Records

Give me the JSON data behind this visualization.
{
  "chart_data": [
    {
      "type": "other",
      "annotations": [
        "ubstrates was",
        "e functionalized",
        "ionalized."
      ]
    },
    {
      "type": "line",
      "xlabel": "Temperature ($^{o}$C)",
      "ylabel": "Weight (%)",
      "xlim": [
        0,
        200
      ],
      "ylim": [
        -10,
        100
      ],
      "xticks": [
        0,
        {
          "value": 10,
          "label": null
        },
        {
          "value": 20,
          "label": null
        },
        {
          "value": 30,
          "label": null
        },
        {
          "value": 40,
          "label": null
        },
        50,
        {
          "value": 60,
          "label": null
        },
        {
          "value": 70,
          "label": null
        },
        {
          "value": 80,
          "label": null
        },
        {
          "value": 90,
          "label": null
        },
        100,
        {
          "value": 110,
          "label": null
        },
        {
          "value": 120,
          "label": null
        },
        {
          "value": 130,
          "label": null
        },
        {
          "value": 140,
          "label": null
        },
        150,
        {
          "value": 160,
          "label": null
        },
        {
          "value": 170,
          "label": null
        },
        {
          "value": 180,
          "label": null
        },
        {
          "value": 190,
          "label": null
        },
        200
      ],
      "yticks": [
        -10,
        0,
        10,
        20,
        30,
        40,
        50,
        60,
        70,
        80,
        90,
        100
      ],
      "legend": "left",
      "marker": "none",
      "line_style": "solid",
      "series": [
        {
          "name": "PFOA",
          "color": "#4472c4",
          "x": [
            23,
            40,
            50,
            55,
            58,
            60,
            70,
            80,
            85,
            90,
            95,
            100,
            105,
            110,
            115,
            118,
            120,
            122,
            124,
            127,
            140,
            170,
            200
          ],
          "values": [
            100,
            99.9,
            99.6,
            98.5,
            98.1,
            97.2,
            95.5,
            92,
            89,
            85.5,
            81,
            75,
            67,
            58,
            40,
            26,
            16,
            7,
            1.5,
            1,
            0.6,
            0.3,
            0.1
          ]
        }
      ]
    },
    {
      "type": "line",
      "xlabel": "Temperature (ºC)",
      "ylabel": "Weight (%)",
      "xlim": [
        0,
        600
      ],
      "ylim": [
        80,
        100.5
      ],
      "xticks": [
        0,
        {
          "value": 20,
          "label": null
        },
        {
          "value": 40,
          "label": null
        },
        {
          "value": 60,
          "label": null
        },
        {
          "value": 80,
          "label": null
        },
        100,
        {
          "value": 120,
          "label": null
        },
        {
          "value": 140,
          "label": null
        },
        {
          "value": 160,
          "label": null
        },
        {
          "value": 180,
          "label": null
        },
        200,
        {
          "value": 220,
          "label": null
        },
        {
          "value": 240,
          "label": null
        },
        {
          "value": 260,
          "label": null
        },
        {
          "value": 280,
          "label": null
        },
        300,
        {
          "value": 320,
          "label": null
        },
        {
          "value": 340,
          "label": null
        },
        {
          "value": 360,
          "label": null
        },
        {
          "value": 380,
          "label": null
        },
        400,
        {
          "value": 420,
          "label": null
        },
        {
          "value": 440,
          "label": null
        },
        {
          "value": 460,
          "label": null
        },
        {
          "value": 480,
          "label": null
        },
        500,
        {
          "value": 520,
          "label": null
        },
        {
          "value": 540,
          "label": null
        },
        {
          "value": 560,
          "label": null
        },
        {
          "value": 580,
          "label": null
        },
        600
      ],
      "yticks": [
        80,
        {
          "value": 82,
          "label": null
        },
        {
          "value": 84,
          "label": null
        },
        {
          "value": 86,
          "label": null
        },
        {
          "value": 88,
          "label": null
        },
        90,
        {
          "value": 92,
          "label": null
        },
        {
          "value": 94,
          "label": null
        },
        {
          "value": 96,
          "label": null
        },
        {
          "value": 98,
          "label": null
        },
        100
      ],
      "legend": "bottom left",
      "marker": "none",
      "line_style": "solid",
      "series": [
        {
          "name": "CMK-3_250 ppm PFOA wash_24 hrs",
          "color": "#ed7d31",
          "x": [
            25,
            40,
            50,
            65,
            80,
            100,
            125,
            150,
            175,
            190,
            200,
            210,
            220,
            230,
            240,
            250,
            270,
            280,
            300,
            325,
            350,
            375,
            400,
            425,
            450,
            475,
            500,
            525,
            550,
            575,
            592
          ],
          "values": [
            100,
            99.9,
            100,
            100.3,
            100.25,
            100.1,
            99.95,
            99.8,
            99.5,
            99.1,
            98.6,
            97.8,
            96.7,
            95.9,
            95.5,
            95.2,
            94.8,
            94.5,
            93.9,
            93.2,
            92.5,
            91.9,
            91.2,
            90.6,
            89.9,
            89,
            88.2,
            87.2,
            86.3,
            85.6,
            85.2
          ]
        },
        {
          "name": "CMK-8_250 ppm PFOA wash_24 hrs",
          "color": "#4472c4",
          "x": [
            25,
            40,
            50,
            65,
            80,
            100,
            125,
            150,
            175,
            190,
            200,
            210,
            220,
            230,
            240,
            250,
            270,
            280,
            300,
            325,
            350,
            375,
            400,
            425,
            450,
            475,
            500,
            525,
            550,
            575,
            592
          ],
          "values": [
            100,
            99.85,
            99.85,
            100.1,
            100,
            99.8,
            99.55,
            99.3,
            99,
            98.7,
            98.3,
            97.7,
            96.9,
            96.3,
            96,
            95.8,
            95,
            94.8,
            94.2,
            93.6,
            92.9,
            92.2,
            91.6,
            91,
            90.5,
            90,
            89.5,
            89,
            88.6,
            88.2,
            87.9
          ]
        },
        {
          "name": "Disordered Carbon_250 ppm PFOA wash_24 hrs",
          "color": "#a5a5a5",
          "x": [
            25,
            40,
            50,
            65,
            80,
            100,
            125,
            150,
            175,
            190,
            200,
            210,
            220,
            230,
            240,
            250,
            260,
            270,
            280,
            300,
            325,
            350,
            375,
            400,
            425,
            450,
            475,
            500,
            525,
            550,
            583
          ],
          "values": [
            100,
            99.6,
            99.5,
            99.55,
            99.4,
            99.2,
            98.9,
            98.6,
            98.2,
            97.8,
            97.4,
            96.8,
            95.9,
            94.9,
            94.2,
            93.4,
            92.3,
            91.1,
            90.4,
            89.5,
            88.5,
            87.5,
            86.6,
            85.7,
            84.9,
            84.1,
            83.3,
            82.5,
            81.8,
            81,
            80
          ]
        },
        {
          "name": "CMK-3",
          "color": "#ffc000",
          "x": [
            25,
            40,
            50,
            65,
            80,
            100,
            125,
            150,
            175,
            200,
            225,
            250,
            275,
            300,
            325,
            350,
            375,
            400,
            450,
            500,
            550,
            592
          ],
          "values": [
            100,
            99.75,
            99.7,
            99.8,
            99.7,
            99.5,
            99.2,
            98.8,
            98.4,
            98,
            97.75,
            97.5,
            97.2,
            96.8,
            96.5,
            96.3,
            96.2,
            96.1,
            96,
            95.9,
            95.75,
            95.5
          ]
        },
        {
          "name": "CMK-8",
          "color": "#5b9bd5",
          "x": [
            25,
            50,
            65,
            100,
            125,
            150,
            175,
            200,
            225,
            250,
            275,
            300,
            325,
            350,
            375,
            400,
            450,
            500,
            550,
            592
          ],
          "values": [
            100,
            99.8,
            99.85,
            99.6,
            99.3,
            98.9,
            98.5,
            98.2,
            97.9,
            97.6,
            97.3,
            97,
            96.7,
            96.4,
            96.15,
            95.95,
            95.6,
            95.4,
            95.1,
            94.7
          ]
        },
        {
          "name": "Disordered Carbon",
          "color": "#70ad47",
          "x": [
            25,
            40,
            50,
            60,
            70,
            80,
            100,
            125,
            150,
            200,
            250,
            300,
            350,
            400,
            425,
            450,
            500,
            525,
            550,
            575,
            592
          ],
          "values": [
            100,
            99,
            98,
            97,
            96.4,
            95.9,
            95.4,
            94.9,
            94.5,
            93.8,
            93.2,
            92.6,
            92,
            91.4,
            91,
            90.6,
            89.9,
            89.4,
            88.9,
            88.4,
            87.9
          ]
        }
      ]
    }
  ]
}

REQUIREMENTS
Count the lines above in which the word "xlabel" appears, then state only that count.

THE REPLY
2